• _Exercise objective_
Copy out everything from the start of the listing down to the line containing "notification-icon bbox=[148, 8, 162, 22]", with both ends included and each line character for character as it stands.

Start Given records

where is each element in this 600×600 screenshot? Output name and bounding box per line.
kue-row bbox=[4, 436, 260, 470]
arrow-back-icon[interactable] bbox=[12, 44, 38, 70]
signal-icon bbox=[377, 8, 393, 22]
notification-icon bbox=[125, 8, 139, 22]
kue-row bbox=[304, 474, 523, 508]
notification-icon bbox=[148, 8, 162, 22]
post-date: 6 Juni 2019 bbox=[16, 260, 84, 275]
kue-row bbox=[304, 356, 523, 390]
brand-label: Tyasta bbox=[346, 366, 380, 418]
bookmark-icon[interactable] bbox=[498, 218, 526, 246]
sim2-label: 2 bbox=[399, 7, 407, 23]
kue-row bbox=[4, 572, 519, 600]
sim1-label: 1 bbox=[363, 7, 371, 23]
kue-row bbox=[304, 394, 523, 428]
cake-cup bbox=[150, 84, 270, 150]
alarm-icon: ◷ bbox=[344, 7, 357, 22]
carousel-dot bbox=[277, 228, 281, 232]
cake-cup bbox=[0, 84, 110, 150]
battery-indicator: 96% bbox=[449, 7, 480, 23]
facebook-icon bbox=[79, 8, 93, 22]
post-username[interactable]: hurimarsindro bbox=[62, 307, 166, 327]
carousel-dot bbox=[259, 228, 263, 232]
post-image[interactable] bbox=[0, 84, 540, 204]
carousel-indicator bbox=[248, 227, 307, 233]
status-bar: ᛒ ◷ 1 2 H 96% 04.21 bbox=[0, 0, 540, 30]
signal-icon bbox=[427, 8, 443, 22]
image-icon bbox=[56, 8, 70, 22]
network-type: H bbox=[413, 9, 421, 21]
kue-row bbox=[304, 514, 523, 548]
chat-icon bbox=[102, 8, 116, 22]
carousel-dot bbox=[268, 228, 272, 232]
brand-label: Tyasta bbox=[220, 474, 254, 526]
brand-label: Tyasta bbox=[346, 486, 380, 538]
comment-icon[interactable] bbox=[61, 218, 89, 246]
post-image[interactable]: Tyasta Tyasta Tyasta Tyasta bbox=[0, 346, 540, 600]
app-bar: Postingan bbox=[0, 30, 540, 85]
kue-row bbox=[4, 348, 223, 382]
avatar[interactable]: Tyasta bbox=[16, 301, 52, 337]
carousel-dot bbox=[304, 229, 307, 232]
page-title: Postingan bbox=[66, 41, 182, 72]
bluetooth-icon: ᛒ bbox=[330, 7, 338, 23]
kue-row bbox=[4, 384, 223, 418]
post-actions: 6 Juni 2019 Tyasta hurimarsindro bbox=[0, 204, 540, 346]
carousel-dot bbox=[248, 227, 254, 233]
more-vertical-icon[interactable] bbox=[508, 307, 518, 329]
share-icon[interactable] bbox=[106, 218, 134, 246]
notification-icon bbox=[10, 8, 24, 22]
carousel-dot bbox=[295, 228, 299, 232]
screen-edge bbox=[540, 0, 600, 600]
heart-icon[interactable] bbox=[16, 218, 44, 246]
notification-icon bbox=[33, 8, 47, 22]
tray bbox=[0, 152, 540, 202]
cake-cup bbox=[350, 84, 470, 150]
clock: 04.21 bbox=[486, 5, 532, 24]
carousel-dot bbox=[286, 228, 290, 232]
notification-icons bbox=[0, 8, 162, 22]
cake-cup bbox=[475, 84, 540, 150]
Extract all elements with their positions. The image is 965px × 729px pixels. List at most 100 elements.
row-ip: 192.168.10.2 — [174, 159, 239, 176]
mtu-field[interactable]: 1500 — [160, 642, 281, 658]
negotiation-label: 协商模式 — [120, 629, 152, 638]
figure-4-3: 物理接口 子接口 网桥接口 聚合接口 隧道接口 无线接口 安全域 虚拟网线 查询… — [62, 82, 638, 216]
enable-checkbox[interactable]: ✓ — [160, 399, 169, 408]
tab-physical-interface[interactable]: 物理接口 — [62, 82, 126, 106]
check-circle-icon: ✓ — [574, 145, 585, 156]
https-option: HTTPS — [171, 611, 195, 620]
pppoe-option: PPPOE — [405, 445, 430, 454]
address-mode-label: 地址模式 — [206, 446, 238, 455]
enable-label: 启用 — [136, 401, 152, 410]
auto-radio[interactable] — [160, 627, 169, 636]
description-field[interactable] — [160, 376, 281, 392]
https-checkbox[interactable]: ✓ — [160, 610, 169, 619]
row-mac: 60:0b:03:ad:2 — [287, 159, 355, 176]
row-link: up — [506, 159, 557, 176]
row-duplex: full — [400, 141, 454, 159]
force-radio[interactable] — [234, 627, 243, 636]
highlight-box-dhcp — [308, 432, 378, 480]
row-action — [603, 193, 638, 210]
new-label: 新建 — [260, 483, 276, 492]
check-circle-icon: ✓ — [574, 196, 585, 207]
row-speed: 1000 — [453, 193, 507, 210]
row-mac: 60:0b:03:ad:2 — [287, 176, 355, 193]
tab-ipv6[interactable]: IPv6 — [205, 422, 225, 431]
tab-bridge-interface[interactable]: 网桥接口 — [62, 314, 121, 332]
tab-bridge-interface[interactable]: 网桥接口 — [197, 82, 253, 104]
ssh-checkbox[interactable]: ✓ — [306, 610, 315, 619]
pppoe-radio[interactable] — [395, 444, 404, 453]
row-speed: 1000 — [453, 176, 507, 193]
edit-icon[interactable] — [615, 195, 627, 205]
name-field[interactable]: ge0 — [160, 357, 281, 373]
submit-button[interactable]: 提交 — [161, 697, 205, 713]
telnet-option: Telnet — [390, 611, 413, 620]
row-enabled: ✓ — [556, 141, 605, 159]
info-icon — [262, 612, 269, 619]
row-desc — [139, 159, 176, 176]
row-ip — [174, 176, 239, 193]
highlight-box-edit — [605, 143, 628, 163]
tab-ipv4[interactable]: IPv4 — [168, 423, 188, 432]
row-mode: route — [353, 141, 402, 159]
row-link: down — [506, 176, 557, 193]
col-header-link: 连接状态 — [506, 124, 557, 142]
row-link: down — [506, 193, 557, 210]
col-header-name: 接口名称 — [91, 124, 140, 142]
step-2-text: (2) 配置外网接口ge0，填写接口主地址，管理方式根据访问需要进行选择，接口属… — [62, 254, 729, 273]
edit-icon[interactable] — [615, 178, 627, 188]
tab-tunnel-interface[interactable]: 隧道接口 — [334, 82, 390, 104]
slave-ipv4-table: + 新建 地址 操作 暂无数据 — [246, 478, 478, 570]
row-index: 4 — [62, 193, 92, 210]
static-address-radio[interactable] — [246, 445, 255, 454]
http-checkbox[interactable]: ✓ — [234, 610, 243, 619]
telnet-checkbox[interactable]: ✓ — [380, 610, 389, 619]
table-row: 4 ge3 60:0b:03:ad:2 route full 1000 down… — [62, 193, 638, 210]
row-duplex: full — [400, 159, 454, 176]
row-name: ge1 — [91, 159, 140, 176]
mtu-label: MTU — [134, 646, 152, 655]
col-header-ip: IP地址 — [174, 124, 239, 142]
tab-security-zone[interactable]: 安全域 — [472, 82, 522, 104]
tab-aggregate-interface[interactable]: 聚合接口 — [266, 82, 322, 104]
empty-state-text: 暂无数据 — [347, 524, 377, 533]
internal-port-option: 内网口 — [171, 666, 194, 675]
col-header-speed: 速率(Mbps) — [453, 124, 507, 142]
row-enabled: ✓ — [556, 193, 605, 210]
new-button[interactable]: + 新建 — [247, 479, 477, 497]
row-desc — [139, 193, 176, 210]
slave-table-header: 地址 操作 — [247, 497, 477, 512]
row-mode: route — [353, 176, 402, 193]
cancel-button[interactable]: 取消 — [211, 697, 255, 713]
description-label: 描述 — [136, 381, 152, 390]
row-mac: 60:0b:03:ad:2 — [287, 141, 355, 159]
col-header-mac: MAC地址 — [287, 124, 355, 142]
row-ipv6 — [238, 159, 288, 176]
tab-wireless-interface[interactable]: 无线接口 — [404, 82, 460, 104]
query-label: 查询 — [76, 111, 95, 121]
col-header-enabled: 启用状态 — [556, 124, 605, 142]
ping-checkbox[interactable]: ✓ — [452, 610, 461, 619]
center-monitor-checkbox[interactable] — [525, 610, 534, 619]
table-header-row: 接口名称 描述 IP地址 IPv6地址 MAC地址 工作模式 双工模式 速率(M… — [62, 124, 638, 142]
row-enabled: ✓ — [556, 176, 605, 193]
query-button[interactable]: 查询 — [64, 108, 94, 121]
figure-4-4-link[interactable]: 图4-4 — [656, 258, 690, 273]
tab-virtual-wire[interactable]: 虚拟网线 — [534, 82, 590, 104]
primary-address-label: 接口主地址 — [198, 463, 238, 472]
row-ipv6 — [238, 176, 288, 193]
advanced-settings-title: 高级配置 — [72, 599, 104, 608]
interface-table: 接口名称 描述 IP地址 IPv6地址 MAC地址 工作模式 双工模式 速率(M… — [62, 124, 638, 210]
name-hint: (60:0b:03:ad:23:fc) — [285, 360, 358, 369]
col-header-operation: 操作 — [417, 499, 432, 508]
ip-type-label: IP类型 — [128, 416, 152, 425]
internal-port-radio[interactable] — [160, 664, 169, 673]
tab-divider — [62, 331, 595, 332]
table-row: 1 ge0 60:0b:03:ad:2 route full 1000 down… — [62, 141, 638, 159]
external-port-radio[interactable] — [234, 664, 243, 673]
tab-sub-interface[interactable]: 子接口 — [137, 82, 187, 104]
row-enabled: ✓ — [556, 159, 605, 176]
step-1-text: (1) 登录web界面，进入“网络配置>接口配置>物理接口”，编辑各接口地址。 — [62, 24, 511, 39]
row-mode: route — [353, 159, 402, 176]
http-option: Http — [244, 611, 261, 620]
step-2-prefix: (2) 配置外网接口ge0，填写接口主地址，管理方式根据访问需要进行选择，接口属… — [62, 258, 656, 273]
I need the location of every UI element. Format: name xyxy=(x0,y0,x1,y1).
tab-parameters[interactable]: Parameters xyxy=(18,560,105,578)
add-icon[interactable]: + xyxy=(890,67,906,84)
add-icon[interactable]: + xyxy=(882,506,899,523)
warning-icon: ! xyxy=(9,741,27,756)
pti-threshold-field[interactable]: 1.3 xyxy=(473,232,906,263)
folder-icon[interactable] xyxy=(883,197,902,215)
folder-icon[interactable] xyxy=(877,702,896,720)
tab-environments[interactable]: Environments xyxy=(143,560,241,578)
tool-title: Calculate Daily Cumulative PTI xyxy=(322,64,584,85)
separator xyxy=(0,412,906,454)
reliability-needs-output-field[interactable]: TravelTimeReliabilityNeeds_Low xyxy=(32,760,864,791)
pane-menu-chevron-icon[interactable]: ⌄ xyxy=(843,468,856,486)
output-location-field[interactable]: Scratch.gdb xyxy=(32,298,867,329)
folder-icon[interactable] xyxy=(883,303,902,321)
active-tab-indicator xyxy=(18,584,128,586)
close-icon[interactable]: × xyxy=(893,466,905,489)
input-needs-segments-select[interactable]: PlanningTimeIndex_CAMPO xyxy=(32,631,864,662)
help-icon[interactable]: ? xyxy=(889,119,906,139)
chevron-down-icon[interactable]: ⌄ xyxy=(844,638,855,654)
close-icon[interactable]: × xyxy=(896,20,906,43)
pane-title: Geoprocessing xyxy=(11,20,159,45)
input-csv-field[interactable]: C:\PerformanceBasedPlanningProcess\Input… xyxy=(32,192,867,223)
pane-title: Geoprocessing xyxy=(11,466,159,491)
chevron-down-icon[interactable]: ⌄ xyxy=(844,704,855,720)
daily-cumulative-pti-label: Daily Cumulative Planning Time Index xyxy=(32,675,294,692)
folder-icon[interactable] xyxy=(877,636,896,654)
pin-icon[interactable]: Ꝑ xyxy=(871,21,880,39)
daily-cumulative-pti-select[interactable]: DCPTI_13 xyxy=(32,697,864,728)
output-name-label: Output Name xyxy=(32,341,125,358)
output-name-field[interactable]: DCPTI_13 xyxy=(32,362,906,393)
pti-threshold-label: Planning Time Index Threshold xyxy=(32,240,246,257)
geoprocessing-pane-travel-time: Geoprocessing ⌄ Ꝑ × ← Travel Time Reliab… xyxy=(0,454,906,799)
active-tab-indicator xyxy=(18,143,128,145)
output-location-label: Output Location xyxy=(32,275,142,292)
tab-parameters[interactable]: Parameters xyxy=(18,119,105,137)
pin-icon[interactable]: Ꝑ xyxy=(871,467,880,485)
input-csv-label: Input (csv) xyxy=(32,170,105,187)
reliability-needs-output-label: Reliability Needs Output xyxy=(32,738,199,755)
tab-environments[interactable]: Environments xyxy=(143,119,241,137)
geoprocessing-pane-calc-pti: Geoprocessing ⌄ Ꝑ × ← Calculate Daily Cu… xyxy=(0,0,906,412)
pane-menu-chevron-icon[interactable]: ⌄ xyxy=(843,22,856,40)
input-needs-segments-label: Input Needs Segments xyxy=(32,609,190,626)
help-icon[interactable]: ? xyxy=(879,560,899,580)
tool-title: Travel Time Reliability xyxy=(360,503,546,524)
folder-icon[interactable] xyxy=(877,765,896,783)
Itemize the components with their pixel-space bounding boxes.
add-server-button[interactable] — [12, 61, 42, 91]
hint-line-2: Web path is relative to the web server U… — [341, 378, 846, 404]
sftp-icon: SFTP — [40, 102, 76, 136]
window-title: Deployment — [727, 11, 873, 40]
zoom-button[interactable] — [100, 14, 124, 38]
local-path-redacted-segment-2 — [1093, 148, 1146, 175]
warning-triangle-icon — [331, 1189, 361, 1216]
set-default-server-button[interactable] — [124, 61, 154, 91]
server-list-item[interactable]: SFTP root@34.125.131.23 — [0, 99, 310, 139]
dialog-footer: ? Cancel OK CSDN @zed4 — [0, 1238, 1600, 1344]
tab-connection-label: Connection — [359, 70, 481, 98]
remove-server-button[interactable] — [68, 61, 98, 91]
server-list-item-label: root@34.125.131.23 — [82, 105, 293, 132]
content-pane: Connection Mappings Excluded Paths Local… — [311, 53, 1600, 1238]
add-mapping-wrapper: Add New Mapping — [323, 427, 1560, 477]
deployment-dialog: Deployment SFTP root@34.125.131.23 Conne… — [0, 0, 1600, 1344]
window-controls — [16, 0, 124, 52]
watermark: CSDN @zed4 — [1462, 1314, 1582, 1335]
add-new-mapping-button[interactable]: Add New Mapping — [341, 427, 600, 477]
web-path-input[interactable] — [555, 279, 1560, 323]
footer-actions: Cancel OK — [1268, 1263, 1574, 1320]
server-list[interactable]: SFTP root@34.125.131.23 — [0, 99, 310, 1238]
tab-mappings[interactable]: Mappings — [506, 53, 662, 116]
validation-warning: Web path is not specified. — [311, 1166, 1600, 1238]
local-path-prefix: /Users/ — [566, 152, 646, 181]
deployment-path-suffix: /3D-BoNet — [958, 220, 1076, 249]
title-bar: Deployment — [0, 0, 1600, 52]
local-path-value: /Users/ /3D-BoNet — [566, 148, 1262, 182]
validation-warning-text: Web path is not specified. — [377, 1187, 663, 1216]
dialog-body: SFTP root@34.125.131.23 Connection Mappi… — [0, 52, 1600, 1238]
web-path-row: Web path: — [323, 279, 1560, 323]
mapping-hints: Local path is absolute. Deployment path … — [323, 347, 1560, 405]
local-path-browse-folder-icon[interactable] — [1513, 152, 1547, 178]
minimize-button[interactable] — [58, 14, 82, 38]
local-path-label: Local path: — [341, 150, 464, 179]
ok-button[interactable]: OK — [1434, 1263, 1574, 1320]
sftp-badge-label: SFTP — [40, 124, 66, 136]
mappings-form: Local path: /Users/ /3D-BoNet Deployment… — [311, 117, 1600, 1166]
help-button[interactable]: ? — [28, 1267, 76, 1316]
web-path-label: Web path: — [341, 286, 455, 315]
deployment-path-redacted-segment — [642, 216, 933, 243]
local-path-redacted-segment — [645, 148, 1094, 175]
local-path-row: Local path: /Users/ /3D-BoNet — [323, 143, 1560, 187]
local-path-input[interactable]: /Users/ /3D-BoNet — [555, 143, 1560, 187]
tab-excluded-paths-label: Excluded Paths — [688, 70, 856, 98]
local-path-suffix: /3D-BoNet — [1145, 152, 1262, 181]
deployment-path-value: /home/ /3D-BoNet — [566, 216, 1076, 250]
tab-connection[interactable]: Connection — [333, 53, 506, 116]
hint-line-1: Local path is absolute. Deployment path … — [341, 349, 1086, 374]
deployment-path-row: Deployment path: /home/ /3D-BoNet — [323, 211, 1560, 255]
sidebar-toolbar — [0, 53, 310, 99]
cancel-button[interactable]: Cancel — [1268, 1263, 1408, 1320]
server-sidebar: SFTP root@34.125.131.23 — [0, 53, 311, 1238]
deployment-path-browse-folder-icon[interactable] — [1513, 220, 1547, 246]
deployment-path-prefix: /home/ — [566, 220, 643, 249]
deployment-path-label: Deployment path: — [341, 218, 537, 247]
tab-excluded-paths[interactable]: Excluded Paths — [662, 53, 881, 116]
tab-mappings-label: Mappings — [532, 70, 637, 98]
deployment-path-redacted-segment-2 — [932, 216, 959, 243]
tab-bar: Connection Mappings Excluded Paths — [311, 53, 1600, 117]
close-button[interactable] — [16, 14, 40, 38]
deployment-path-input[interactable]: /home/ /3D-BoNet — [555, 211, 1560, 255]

End Given records

• _Expected answer_
where is each element in this 600×600 screenshot? Output name and bounding box per line.
kue-row bbox=[4, 436, 260, 470]
arrow-back-icon[interactable] bbox=[12, 44, 38, 70]
signal-icon bbox=[377, 8, 393, 22]
notification-icon bbox=[125, 8, 139, 22]
kue-row bbox=[304, 474, 523, 508]
notification-icon bbox=[148, 8, 162, 22]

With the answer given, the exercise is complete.